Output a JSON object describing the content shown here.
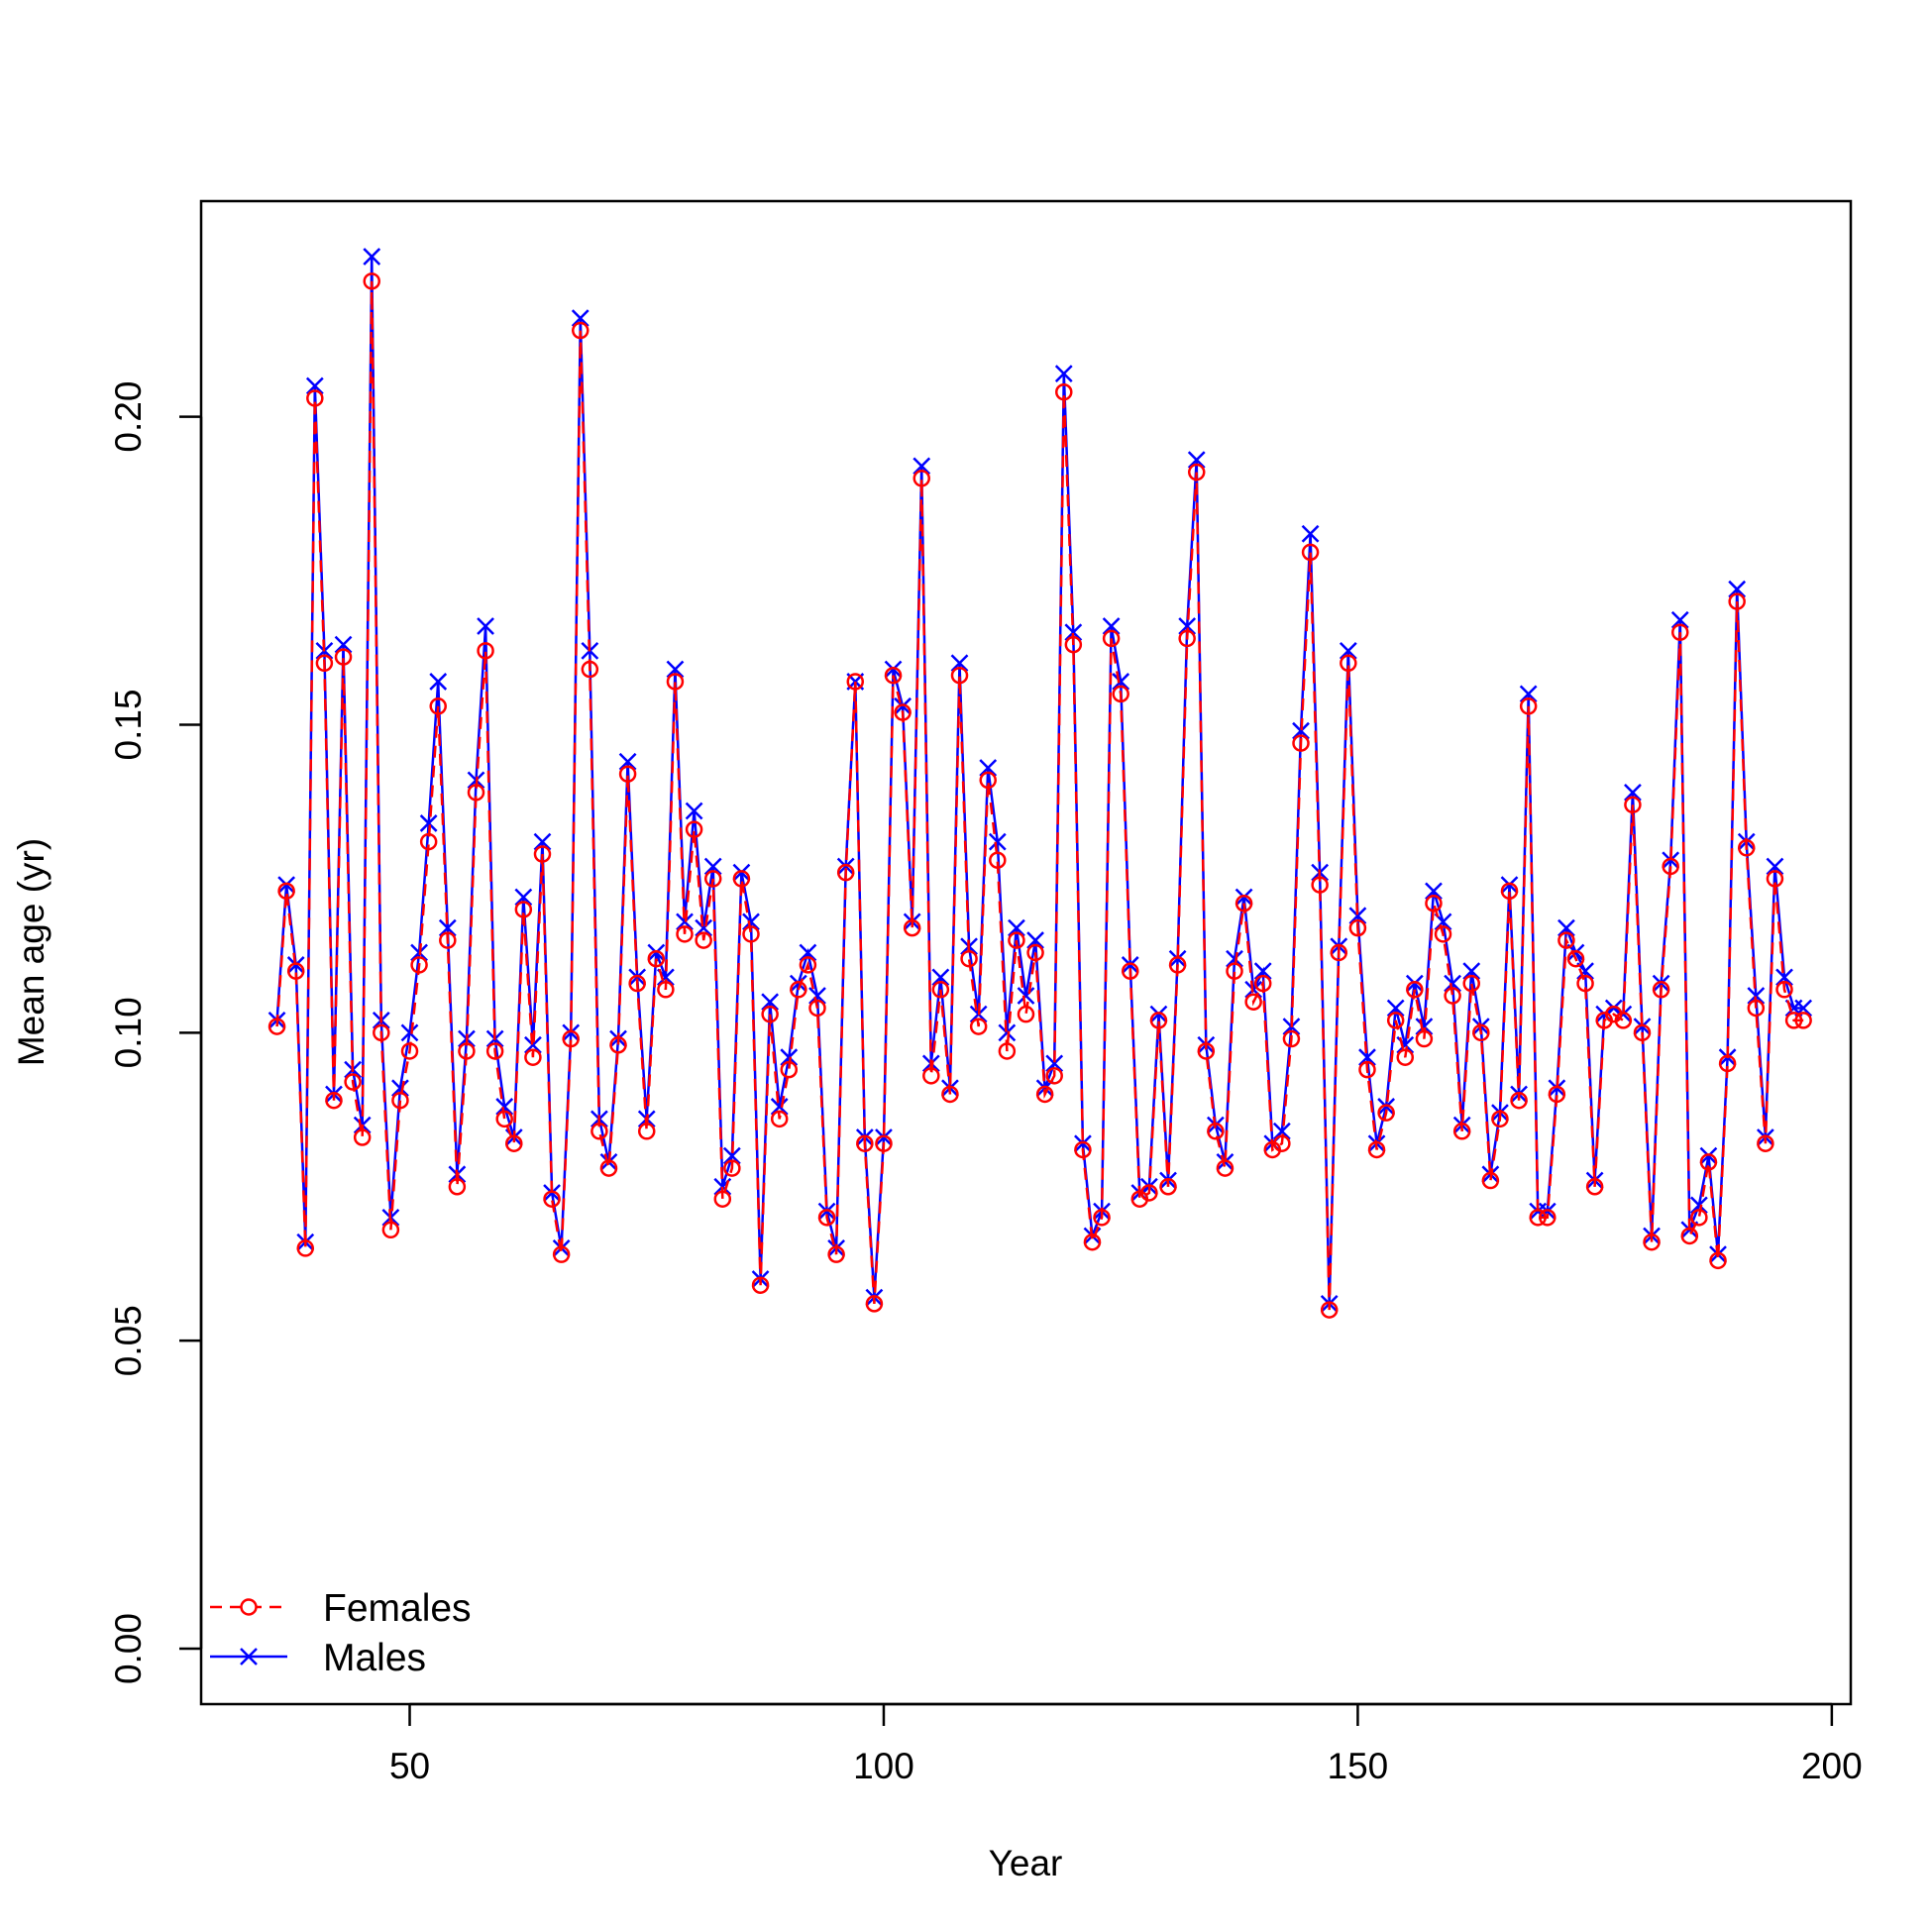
{
  "chart_data": {
    "type": "line",
    "title": "",
    "xlabel": "Year",
    "ylabel": "Mean age (yr)",
    "xlim": [
      28,
      202
    ],
    "ylim": [
      -0.009,
      0.235
    ],
    "xticks": [
      50,
      100,
      150,
      200
    ],
    "yticks": [
      0.0,
      0.05,
      0.1,
      0.15,
      0.2
    ],
    "ytick_labels": [
      "0.00",
      "0.05",
      "0.10",
      "0.15",
      "0.20"
    ],
    "grid": false,
    "legend_position": "bottom-left",
    "x_start": 36,
    "series": [
      {
        "name": "Females",
        "color": "#ff0000",
        "line_style": "dashed",
        "marker": "circle",
        "values": [
          0.101,
          0.123,
          0.11,
          0.065,
          0.203,
          0.16,
          0.089,
          0.161,
          0.092,
          0.083,
          0.222,
          0.1,
          0.068,
          0.089,
          0.097,
          0.111,
          0.131,
          0.153,
          0.115,
          0.075,
          0.097,
          0.139,
          0.162,
          0.097,
          0.086,
          0.082,
          0.12,
          0.096,
          0.129,
          0.073,
          0.064,
          0.099,
          0.214,
          0.159,
          0.084,
          0.078,
          0.098,
          0.142,
          0.108,
          0.084,
          0.112,
          0.107,
          0.157,
          0.116,
          0.133,
          0.115,
          0.125,
          0.073,
          0.078,
          0.125,
          0.116,
          0.059,
          0.103,
          0.086,
          0.094,
          0.107,
          0.111,
          0.104,
          0.07,
          0.064,
          0.126,
          0.157,
          0.082,
          0.056,
          0.082,
          0.158,
          0.152,
          0.117,
          0.19,
          0.093,
          0.107,
          0.09,
          0.158,
          0.112,
          0.101,
          0.141,
          0.128,
          0.097,
          0.115,
          0.103,
          0.113,
          0.09,
          0.093,
          0.204,
          0.163,
          0.081,
          0.066,
          0.07,
          0.164,
          0.155,
          0.11,
          0.073,
          0.074,
          0.102,
          0.075,
          0.111,
          0.164,
          0.191,
          0.097,
          0.084,
          0.078,
          0.11,
          0.121,
          0.105,
          0.108,
          0.081,
          0.082,
          0.099,
          0.147,
          0.178,
          0.124,
          0.055,
          0.113,
          0.16,
          0.117,
          0.094,
          0.081,
          0.087,
          0.102,
          0.096,
          0.107,
          0.099,
          0.121,
          0.116,
          0.106,
          0.084,
          0.108,
          0.1,
          0.076,
          0.086,
          0.123,
          0.089,
          0.153,
          0.07,
          0.07,
          0.09,
          0.115,
          0.112,
          0.108,
          0.075,
          0.102,
          0.103,
          0.102,
          0.137,
          0.1,
          0.066,
          0.107,
          0.127,
          0.165,
          0.067,
          0.07,
          0.079,
          0.063,
          0.095,
          0.17,
          0.13,
          0.104,
          0.082,
          0.125,
          0.107,
          0.102,
          0.102
        ]
      },
      {
        "name": "Males",
        "color": "#0000ff",
        "line_style": "solid",
        "marker": "x",
        "values": [
          0.102,
          0.124,
          0.111,
          0.066,
          0.205,
          0.162,
          0.09,
          0.163,
          0.094,
          0.085,
          0.226,
          0.102,
          0.07,
          0.091,
          0.1,
          0.113,
          0.134,
          0.157,
          0.117,
          0.077,
          0.099,
          0.141,
          0.166,
          0.099,
          0.088,
          0.083,
          0.122,
          0.098,
          0.131,
          0.074,
          0.065,
          0.1,
          0.216,
          0.162,
          0.086,
          0.079,
          0.099,
          0.144,
          0.109,
          0.086,
          0.113,
          0.109,
          0.159,
          0.118,
          0.136,
          0.117,
          0.127,
          0.075,
          0.08,
          0.126,
          0.118,
          0.06,
          0.105,
          0.088,
          0.096,
          0.108,
          0.113,
          0.106,
          0.071,
          0.065,
          0.127,
          0.157,
          0.083,
          0.057,
          0.083,
          0.159,
          0.153,
          0.118,
          0.192,
          0.095,
          0.109,
          0.091,
          0.16,
          0.114,
          0.103,
          0.143,
          0.131,
          0.1,
          0.117,
          0.106,
          0.115,
          0.091,
          0.095,
          0.207,
          0.165,
          0.082,
          0.067,
          0.071,
          0.166,
          0.157,
          0.111,
          0.074,
          0.075,
          0.103,
          0.076,
          0.112,
          0.166,
          0.193,
          0.098,
          0.085,
          0.079,
          0.112,
          0.122,
          0.107,
          0.11,
          0.082,
          0.084,
          0.101,
          0.149,
          0.181,
          0.126,
          0.056,
          0.114,
          0.162,
          0.119,
          0.096,
          0.082,
          0.088,
          0.104,
          0.098,
          0.108,
          0.101,
          0.123,
          0.118,
          0.108,
          0.085,
          0.11,
          0.101,
          0.077,
          0.087,
          0.124,
          0.09,
          0.155,
          0.071,
          0.071,
          0.091,
          0.117,
          0.113,
          0.11,
          0.076,
          0.103,
          0.104,
          0.103,
          0.139,
          0.101,
          0.067,
          0.108,
          0.128,
          0.167,
          0.068,
          0.072,
          0.08,
          0.064,
          0.096,
          0.172,
          0.131,
          0.106,
          0.083,
          0.127,
          0.109,
          0.104,
          0.104
        ]
      }
    ]
  }
}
···
| SHORT PROBLEM |
Each line in the records above should be reproduced exactly; images are not copied.

| FULL RESPONSE |
Output a JSON object describing the content shown here.
{
  "chart_data": {
    "type": "line",
    "title": "",
    "xlabel": "Year",
    "ylabel": "Mean age (yr)",
    "xlim": [
      28,
      202
    ],
    "ylim": [
      -0.009,
      0.235
    ],
    "xticks": [
      50,
      100,
      150,
      200
    ],
    "yticks": [
      0.0,
      0.05,
      0.1,
      0.15,
      0.2
    ],
    "ytick_labels": [
      "0.00",
      "0.05",
      "0.10",
      "0.15",
      "0.20"
    ],
    "grid": false,
    "legend_position": "bottom-left",
    "x_start": 36,
    "series": [
      {
        "name": "Females",
        "color": "#ff0000",
        "line_style": "dashed",
        "marker": "circle",
        "values": [
          0.101,
          0.123,
          0.11,
          0.065,
          0.203,
          0.16,
          0.089,
          0.161,
          0.092,
          0.083,
          0.222,
          0.1,
          0.068,
          0.089,
          0.097,
          0.111,
          0.131,
          0.153,
          0.115,
          0.075,
          0.097,
          0.139,
          0.162,
          0.097,
          0.086,
          0.082,
          0.12,
          0.096,
          0.129,
          0.073,
          0.064,
          0.099,
          0.214,
          0.159,
          0.084,
          0.078,
          0.098,
          0.142,
          0.108,
          0.084,
          0.112,
          0.107,
          0.157,
          0.116,
          0.133,
          0.115,
          0.125,
          0.073,
          0.078,
          0.125,
          0.116,
          0.059,
          0.103,
          0.086,
          0.094,
          0.107,
          0.111,
          0.104,
          0.07,
          0.064,
          0.126,
          0.157,
          0.082,
          0.056,
          0.082,
          0.158,
          0.152,
          0.117,
          0.19,
          0.093,
          0.107,
          0.09,
          0.158,
          0.112,
          0.101,
          0.141,
          0.128,
          0.097,
          0.115,
          0.103,
          0.113,
          0.09,
          0.093,
          0.204,
          0.163,
          0.081,
          0.066,
          0.07,
          0.164,
          0.155,
          0.11,
          0.073,
          0.074,
          0.102,
          0.075,
          0.111,
          0.164,
          0.191,
          0.097,
          0.084,
          0.078,
          0.11,
          0.121,
          0.105,
          0.108,
          0.081,
          0.082,
          0.099,
          0.147,
          0.178,
          0.124,
          0.055,
          0.113,
          0.16,
          0.117,
          0.094,
          0.081,
          0.087,
          0.102,
          0.096,
          0.107,
          0.099,
          0.121,
          0.116,
          0.106,
          0.084,
          0.108,
          0.1,
          0.076,
          0.086,
          0.123,
          0.089,
          0.153,
          0.07,
          0.07,
          0.09,
          0.115,
          0.112,
          0.108,
          0.075,
          0.102,
          0.103,
          0.102,
          0.137,
          0.1,
          0.066,
          0.107,
          0.127,
          0.165,
          0.067,
          0.07,
          0.079,
          0.063,
          0.095,
          0.17,
          0.13,
          0.104,
          0.082,
          0.125,
          0.107,
          0.102,
          0.102
        ]
      },
      {
        "name": "Males",
        "color": "#0000ff",
        "line_style": "solid",
        "marker": "x",
        "values": [
          0.102,
          0.124,
          0.111,
          0.066,
          0.205,
          0.162,
          0.09,
          0.163,
          0.094,
          0.085,
          0.226,
          0.102,
          0.07,
          0.091,
          0.1,
          0.113,
          0.134,
          0.157,
          0.117,
          0.077,
          0.099,
          0.141,
          0.166,
          0.099,
          0.088,
          0.083,
          0.122,
          0.098,
          0.131,
          0.074,
          0.065,
          0.1,
          0.216,
          0.162,
          0.086,
          0.079,
          0.099,
          0.144,
          0.109,
          0.086,
          0.113,
          0.109,
          0.159,
          0.118,
          0.136,
          0.117,
          0.127,
          0.075,
          0.08,
          0.126,
          0.118,
          0.06,
          0.105,
          0.088,
          0.096,
          0.108,
          0.113,
          0.106,
          0.071,
          0.065,
          0.127,
          0.157,
          0.083,
          0.057,
          0.083,
          0.159,
          0.153,
          0.118,
          0.192,
          0.095,
          0.109,
          0.091,
          0.16,
          0.114,
          0.103,
          0.143,
          0.131,
          0.1,
          0.117,
          0.106,
          0.115,
          0.091,
          0.095,
          0.207,
          0.165,
          0.082,
          0.067,
          0.071,
          0.166,
          0.157,
          0.111,
          0.074,
          0.075,
          0.103,
          0.076,
          0.112,
          0.166,
          0.193,
          0.098,
          0.085,
          0.079,
          0.112,
          0.122,
          0.107,
          0.11,
          0.082,
          0.084,
          0.101,
          0.149,
          0.181,
          0.126,
          0.056,
          0.114,
          0.162,
          0.119,
          0.096,
          0.082,
          0.088,
          0.104,
          0.098,
          0.108,
          0.101,
          0.123,
          0.118,
          0.108,
          0.085,
          0.11,
          0.101,
          0.077,
          0.087,
          0.124,
          0.09,
          0.155,
          0.071,
          0.071,
          0.091,
          0.117,
          0.113,
          0.11,
          0.076,
          0.103,
          0.104,
          0.103,
          0.139,
          0.101,
          0.067,
          0.108,
          0.128,
          0.167,
          0.068,
          0.072,
          0.08,
          0.064,
          0.096,
          0.172,
          0.131,
          0.106,
          0.083,
          0.127,
          0.109,
          0.104,
          0.104
        ]
      }
    ]
  }
}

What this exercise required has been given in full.